# What you should do
Repeat every line of the material, character for character.

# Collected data
──────────────────────────────
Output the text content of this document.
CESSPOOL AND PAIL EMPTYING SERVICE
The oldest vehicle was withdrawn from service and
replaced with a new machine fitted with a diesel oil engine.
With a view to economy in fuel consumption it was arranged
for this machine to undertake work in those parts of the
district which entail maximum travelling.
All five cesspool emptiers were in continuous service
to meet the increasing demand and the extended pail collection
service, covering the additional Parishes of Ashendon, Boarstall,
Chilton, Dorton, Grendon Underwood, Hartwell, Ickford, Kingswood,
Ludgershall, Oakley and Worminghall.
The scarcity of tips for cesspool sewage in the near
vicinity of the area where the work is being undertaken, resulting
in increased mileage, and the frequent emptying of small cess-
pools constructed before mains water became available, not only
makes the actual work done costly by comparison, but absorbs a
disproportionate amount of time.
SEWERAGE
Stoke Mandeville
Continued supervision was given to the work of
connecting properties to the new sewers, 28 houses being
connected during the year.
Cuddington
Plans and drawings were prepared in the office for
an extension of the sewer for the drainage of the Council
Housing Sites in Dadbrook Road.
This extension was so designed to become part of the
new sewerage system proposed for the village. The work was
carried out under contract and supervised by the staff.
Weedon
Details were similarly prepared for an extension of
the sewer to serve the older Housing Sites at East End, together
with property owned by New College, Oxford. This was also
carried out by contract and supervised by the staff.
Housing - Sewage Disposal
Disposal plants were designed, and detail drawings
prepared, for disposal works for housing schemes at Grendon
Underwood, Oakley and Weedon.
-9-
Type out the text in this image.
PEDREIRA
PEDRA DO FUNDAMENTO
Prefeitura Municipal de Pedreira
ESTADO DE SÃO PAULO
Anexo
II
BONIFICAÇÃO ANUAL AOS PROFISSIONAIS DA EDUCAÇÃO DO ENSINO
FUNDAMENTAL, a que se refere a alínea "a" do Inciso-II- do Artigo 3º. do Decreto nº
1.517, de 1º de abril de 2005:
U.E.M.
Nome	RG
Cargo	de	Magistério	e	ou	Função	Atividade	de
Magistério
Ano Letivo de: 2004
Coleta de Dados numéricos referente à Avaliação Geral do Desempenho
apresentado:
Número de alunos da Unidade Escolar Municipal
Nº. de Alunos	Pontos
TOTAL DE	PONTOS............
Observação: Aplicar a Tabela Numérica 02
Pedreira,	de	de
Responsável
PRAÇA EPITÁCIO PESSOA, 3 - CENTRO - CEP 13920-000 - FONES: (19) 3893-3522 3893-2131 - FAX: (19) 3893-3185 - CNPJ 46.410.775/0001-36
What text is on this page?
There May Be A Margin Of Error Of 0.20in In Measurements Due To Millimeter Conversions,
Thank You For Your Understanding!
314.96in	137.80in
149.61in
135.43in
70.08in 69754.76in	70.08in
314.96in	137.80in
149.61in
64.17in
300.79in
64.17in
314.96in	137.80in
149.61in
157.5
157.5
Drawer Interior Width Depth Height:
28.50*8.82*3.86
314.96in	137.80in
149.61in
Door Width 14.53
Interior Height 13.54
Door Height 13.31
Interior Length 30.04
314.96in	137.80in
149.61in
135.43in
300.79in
──────────────────────────────
# Task response
Output the text content of this document.
CESSPOOL AND PAIL EMPTYING SERVICE
The oldest vehicle was withdrawn from service and
replaced with a new machine fitted with a diesel oil engine.
With a view to economy in fuel consumption it was arranged
for this machine to undertake work in those parts of the
district which entail maximum travelling.
All five cesspool emptiers were in continuous service
to meet the increasing demand and the extended pail collection
service, covering the additional Parishes of Ashendon, Boarstall,
Chilton, Dorton, Grendon Underwood, Hartwell, Ickford, Kingswood,
Ludgershall, Oakley and Worminghall.
The scarcity of tips for cesspool sewage in the near
vicinity of the area where the work is being undertaken, resulting
in increased mileage, and the frequent emptying of small cess-
pools constructed before mains water became available, not only
makes the actual work done costly by comparison, but absorbs a
disproportionate amount of time.
SEWERAGE
Stoke Mandeville
Continued supervision was given to the work of
connecting properties to the new sewers, 28 houses being
connected during the year.
Cuddington
Plans and drawings were prepared in the office for
an extension of the sewer for the drainage of the Council
Housing Sites in Dadbrook Road.
This extension was so designed to become part of the
new sewerage system proposed for the village. The work was
carried out under contract and supervised by the staff.
Weedon
Details were similarly prepared for an extension of
the sewer to serve the older Housing Sites at East End, together
with property owned by New College, Oxford. This was also
carried out by contract and supervised by the staff.
Housing - Sewage Disposal
Disposal plants were designed, and detail drawings
prepared, for disposal works for housing schemes at Grendon
Underwood, Oakley and Weedon.
-9-
Type out the text in this image.
PEDREIRA
PEDRA DO FUNDAMENTO
Prefeitura Municipal de Pedreira
ESTADO DE SÃO PAULO
Anexo
II
BONIFICAÇÃO ANUAL AOS PROFISSIONAIS DA EDUCAÇÃO DO ENSINO
FUNDAMENTAL, a que se refere a alínea "a" do Inciso-II- do Artigo 3º. do Decreto nº
1.517, de 1º de abril de 2005:
U.E.M.
Nome	RG
Cargo	de	Magistério	e	ou	Função	Atividade	de
Magistério
Ano Letivo de: 2004
Coleta de Dados numéricos referente à Avaliação Geral do Desempenho
apresentado:
Número de alunos da Unidade Escolar Municipal
Nº. de Alunos	Pontos
TOTAL DE	PONTOS............
Observação: Aplicar a Tabela Numérica 02
Pedreira,	de	de
Responsável
PRAÇA EPITÁCIO PESSOA, 3 - CENTRO - CEP 13920-000 - FONES: (19) 3893-3522 3893-2131 - FAX: (19) 3893-3185 - CNPJ 46.410.775/0001-36
What text is on this page?
There May Be A Margin Of Error Of 0.20in In Measurements Due To Millimeter Conversions,
Thank You For Your Understanding!
314.96in	137.80in
149.61in
135.43in
70.08in 69754.76in	70.08in
314.96in	137.80in
149.61in
64.17in
300.79in
64.17in
314.96in	137.80in
149.61in
157.5
157.5
Drawer Interior Width Depth Height:
28.50*8.82*3.86
314.96in	137.80in
149.61in
Door Width 14.53
Interior Height 13.54
Door Height 13.31
Interior Length 30.04
314.96in	137.80in
149.61in
135.43in
300.79in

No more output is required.